- Page extract
================================

One of the reasons falls are so fatal for old people is because elderly people in our society rarely stay active. Look at cultures like the Chinese, where you so elderly women up in the morning doing Taichi, or working out on those weird outdoor gym sets in the rest of the day. Maintaining strength and flexibility during old age helps mitigate damage from falls a lot.
Physical deterioration is often a self-fulfilling prophecy,
The real reason falls are so fatal for the elderly is because the victims become immobalized, causing them to become less active. After a fall, many elderly people are bed-ridden which causes a whole host of greater health problems which are the actual killers.
But then good health and daily activity are the best ways of preventing falls, (along with balance training and physiotherapy, especially after a surgery or stroke) so yes it is a cycle as you say.
I don't agree with it being primarily a cultural thing though. Daily exercise is an individual choice. There's a guy in my new building who I see all the time, he just walks to the end of the hall and back many times each day. Each lap probably takes him 10 minutes. But he chooses to stay active, even in very old age.
Daily exercise is an individual choice, but humans are social beings. An implicit societal framework for being physically active helps at the margins... and the margins are pretty large.
the life expectancy at birth for China in 2011 was 73.47 years (CIA World Factbook (2011 estimates)) compared with 78.37 for the U.S and 80.05 for the UK.
So one reason that all those old Chinese people may appear so mobile is that they aren't quite as old as you might expect.

================================

[Saved data entries]
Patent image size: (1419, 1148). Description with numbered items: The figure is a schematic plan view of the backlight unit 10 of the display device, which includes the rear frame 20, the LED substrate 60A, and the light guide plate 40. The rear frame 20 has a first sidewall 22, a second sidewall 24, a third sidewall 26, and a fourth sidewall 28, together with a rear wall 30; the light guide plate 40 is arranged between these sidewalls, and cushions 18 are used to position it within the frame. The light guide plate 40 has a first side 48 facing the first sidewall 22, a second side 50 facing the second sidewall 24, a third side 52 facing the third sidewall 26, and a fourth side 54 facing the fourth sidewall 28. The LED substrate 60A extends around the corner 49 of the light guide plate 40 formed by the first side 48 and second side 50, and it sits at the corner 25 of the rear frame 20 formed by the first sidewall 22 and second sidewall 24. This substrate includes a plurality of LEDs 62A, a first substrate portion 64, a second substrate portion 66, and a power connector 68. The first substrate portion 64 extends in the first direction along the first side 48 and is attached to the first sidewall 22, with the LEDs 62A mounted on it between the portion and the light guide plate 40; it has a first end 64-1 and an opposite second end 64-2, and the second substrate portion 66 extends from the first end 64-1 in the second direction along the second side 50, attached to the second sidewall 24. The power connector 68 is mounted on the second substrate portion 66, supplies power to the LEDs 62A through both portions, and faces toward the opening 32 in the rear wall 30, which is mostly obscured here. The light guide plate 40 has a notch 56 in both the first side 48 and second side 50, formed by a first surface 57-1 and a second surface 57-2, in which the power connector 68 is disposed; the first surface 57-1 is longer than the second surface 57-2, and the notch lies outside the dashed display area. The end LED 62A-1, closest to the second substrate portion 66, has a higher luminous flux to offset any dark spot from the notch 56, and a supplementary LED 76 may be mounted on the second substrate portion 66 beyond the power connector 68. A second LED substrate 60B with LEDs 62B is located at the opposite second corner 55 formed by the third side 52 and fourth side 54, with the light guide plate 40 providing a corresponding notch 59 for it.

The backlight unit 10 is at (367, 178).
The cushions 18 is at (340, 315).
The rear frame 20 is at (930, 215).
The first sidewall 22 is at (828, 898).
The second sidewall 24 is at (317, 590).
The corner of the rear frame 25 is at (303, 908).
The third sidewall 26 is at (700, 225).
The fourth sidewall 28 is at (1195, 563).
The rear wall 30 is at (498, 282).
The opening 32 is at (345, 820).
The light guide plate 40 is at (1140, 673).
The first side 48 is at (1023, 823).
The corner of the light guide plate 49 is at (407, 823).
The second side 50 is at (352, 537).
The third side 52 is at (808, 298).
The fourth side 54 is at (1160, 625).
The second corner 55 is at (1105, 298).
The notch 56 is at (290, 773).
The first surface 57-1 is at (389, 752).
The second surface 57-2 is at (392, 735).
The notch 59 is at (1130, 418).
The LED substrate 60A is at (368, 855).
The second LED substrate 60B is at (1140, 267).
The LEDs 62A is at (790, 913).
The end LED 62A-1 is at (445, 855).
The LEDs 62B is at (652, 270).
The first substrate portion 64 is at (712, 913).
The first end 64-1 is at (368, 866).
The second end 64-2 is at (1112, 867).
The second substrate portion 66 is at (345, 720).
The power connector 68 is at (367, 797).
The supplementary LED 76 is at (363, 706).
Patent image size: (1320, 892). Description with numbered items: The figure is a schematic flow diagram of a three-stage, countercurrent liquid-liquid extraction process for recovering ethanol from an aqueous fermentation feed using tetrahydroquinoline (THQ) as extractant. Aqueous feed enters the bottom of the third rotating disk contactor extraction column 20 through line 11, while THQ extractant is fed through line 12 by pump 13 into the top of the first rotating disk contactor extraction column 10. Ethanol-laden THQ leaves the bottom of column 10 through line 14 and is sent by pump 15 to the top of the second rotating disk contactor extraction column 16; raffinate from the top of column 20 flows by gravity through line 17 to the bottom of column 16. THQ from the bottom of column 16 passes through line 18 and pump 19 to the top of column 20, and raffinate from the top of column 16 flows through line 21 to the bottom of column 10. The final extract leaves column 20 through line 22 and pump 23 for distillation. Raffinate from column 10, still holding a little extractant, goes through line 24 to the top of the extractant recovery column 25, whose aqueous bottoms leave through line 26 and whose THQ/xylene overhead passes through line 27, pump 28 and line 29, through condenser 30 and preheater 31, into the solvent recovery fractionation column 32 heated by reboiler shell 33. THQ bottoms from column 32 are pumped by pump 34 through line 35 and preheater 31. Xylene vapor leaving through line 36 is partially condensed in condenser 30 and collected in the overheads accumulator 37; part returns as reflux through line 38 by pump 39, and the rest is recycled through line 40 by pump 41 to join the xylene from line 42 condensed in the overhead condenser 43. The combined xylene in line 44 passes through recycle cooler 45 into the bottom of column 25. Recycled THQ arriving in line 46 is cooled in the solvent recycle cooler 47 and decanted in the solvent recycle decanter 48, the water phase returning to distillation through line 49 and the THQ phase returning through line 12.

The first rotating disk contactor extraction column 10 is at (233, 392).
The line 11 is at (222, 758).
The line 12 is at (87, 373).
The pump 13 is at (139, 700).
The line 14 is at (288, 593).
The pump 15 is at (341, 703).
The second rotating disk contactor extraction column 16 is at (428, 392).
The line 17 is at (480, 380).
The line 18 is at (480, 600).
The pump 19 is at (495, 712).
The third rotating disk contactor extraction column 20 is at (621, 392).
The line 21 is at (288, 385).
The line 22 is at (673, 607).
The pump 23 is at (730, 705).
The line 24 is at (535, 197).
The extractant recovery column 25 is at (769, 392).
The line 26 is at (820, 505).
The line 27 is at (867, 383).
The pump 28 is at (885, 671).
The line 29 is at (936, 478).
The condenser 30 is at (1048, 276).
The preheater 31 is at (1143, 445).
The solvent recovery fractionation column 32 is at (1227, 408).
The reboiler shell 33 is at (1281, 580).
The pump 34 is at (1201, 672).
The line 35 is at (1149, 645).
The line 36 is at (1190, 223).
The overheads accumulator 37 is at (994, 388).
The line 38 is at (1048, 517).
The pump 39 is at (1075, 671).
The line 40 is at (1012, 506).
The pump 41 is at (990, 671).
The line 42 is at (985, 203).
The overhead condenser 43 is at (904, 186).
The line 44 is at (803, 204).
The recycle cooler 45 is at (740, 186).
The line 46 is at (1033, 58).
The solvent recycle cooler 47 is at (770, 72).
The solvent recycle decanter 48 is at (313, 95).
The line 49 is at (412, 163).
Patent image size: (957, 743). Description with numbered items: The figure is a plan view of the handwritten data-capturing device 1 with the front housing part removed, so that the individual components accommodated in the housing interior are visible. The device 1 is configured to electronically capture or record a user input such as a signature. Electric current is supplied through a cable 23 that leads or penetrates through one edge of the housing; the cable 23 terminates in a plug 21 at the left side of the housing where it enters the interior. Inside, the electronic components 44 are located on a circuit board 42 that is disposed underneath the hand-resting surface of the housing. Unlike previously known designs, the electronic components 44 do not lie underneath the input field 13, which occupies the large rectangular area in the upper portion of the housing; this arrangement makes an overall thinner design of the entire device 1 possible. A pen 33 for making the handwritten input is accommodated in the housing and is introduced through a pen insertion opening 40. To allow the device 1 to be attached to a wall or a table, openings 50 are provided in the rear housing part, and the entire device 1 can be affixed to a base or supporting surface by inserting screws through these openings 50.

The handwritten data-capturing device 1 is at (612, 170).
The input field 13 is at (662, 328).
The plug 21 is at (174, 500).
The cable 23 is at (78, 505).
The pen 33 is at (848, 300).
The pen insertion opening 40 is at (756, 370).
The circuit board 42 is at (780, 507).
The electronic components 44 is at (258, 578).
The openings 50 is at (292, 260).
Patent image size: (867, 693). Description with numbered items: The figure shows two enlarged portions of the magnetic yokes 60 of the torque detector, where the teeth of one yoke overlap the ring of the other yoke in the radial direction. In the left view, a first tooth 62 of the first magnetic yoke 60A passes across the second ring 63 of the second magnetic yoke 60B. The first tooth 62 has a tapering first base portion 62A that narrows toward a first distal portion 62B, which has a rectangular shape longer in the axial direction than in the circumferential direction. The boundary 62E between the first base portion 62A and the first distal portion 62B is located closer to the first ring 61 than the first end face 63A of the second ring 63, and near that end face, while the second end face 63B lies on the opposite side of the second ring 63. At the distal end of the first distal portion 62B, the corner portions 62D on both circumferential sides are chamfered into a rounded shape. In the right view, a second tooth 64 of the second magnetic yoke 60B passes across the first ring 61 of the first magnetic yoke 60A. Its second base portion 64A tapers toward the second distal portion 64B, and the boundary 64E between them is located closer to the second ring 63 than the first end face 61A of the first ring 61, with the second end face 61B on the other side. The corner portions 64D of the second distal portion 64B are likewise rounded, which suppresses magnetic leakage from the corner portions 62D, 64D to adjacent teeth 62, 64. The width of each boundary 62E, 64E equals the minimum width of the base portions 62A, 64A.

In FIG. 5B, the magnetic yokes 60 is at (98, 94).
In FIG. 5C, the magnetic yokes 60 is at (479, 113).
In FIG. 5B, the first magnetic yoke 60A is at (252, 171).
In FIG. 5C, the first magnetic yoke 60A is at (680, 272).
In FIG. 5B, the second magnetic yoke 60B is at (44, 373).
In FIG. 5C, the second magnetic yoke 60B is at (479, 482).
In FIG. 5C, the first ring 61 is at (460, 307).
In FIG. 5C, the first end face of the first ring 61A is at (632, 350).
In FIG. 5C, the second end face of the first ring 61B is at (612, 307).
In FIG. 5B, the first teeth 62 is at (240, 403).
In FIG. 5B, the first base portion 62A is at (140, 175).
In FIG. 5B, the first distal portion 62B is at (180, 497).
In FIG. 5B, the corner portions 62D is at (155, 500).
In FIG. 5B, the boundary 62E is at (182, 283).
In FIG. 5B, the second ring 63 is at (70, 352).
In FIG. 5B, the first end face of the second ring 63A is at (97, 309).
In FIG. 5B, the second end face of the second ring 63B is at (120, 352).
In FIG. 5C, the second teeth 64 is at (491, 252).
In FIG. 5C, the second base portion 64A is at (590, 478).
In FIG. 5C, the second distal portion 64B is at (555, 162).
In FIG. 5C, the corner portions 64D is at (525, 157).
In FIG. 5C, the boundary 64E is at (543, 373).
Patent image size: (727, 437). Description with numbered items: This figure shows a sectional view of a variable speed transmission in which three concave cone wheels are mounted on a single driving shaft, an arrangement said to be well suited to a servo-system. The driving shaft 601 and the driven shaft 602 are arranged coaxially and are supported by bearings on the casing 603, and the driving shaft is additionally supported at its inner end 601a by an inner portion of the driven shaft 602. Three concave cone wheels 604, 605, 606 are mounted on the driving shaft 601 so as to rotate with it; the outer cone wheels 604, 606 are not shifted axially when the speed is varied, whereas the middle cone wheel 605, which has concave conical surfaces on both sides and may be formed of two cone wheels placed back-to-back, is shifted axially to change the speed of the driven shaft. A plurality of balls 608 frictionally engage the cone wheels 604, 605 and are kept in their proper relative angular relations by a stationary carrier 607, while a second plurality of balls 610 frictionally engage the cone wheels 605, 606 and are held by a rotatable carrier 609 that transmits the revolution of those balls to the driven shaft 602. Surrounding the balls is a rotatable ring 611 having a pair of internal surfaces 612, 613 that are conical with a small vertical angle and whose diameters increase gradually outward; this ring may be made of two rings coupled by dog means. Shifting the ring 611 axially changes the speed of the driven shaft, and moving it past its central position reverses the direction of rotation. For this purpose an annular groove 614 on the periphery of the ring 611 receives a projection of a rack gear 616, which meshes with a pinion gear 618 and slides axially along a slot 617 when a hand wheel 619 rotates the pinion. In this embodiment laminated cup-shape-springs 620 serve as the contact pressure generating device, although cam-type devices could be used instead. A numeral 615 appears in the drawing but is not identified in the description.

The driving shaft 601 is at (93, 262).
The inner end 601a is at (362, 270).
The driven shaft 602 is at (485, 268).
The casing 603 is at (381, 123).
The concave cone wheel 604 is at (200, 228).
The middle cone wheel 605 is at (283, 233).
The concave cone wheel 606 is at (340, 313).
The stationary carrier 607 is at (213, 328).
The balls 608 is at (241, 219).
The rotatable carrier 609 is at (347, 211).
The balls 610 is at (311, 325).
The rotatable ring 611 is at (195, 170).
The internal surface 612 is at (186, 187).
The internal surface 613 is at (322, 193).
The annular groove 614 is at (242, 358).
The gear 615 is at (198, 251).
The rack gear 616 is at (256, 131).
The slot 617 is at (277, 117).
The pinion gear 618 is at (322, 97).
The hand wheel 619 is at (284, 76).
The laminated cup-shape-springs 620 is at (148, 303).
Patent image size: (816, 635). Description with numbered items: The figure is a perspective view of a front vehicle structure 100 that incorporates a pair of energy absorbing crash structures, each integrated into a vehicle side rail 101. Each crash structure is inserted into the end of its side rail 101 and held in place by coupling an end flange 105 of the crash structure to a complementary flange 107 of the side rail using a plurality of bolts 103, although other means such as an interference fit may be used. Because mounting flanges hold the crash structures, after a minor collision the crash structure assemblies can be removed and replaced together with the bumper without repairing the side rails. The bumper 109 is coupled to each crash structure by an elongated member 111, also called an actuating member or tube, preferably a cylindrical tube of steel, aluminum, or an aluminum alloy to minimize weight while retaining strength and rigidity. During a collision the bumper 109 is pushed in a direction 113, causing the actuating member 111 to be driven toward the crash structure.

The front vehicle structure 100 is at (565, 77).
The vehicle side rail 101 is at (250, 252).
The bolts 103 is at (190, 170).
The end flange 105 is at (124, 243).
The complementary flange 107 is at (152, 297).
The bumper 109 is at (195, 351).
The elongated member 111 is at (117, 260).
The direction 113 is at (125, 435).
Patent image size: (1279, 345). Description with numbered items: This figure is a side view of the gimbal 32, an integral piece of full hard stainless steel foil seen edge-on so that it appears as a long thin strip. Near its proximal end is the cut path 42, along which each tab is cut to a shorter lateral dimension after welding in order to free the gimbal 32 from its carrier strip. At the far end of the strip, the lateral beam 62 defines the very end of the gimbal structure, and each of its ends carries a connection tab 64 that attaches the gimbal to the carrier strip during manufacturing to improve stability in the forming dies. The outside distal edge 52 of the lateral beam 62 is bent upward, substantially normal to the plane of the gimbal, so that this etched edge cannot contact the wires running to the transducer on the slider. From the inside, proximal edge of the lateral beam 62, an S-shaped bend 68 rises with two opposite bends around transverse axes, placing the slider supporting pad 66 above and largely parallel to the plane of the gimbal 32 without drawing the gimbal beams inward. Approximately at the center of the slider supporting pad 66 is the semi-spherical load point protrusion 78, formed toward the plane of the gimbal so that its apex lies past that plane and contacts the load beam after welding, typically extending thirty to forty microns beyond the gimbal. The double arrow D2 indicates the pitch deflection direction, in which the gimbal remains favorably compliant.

================================

- Task set
1 > Reproduce the passage of the falls discussion between "One of the reasons" and "falls a lot.", inclusive.
2 > Answer these questions using the falls discussion:
(a) What activity are elderly women said to be doing in the morning?
(b) How long does each lap of the man in the new building probably take?
(c) What life expectancy at birth is given for China in 2011?
These rows bear no relation to the falls discussion.

- Solutions by task
1 >
One of the reasons falls are so fatal for old people is because elderly people in our society rarely stay active. Look at cultures like the Chinese, where you so elderly women up in the morning doing Taichi, or working out on those weird outdoor gym sets in the rest of the day. Maintaining strength and flexibility during old age helps mitigate damage from falls a lot.

2 >
(a) Taichi
(b) 10 minutes
(c) 73.47 years